## DATA LISTING:

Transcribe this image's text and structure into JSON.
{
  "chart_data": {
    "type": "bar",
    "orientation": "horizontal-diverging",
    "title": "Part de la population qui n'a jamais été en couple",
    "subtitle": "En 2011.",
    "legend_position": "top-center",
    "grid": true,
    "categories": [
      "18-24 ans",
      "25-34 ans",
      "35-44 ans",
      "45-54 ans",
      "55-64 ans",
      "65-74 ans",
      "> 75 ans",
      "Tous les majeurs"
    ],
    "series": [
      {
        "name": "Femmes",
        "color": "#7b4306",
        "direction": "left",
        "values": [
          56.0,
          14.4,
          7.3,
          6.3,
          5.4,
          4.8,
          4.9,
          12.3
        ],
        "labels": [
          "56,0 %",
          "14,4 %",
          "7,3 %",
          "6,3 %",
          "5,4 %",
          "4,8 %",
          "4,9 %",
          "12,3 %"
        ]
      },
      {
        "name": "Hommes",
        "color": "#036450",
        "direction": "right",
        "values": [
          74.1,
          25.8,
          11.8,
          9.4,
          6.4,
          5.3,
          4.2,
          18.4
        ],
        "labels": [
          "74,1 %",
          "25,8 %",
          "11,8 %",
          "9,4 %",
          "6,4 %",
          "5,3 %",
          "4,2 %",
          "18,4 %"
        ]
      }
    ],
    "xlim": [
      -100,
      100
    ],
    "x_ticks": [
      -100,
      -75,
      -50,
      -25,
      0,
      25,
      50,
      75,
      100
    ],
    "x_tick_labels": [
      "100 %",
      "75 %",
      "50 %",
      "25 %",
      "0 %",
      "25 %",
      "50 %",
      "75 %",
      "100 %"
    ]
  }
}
---
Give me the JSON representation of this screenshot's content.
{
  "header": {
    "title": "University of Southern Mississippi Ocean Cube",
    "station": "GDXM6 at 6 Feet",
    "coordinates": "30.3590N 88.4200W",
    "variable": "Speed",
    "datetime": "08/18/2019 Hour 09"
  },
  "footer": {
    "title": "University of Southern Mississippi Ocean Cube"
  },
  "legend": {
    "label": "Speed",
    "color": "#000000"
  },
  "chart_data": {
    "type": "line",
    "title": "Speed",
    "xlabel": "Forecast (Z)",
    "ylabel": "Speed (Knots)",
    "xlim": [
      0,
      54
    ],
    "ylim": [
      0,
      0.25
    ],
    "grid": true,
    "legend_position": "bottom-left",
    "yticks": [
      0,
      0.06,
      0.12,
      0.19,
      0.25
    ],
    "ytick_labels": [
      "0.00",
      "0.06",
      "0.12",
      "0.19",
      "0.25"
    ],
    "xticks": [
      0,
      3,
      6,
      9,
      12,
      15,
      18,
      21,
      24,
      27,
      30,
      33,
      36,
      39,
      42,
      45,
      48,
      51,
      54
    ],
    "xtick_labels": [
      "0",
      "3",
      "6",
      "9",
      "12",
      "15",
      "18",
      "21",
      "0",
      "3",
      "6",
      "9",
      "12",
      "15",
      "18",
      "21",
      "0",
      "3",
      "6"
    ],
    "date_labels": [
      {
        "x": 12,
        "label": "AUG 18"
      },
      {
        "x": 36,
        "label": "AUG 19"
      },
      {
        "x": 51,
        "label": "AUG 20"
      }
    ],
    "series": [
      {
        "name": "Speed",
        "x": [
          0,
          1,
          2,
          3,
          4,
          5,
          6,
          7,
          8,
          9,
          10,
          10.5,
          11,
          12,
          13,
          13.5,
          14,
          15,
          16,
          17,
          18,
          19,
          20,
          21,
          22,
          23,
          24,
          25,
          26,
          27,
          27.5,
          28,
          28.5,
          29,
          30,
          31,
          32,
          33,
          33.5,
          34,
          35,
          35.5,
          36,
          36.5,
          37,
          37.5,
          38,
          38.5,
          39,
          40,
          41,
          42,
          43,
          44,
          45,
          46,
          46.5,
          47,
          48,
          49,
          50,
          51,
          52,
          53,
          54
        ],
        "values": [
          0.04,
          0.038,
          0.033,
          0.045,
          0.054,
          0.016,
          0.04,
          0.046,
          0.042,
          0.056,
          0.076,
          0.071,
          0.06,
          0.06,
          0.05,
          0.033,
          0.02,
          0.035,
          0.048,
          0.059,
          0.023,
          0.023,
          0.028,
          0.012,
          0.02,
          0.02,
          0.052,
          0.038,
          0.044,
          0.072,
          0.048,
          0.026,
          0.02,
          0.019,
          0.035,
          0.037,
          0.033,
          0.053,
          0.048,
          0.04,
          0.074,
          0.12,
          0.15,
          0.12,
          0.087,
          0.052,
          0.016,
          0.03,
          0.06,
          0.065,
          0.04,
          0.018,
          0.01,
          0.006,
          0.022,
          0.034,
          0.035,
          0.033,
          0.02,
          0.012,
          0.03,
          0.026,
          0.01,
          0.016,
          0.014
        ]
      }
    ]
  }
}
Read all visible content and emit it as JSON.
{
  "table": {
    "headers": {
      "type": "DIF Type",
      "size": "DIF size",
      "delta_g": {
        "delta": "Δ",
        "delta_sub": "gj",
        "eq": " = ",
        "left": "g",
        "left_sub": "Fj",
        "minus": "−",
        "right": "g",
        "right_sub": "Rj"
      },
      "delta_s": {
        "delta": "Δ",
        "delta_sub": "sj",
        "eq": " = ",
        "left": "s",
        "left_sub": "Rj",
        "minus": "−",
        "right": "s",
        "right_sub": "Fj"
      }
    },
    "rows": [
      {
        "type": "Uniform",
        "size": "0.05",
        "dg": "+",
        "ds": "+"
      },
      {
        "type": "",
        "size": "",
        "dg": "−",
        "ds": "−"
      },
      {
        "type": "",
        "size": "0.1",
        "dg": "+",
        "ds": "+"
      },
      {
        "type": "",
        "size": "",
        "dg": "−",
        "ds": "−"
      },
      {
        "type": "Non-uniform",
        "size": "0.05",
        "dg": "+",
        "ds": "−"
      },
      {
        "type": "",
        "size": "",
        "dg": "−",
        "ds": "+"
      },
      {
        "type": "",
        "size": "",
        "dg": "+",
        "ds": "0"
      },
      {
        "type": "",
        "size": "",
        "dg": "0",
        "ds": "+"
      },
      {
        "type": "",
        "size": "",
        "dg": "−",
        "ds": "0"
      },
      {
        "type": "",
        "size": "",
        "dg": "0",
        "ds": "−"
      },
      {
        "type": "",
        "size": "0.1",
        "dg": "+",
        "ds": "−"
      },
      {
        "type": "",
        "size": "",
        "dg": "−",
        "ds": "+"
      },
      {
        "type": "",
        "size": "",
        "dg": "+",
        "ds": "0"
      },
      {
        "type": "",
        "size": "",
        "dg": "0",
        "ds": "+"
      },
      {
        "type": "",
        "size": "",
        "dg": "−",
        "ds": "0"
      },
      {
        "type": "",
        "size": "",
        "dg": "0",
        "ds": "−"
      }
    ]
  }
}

## THE TASK:
Scan the records above for the string "University", then select every line that holds it.

## OUTPUT BELOW:
    "title": "University of Southern Mississippi Ocean Cube",
    "title": "University of Southern Mississippi Ocean Cube"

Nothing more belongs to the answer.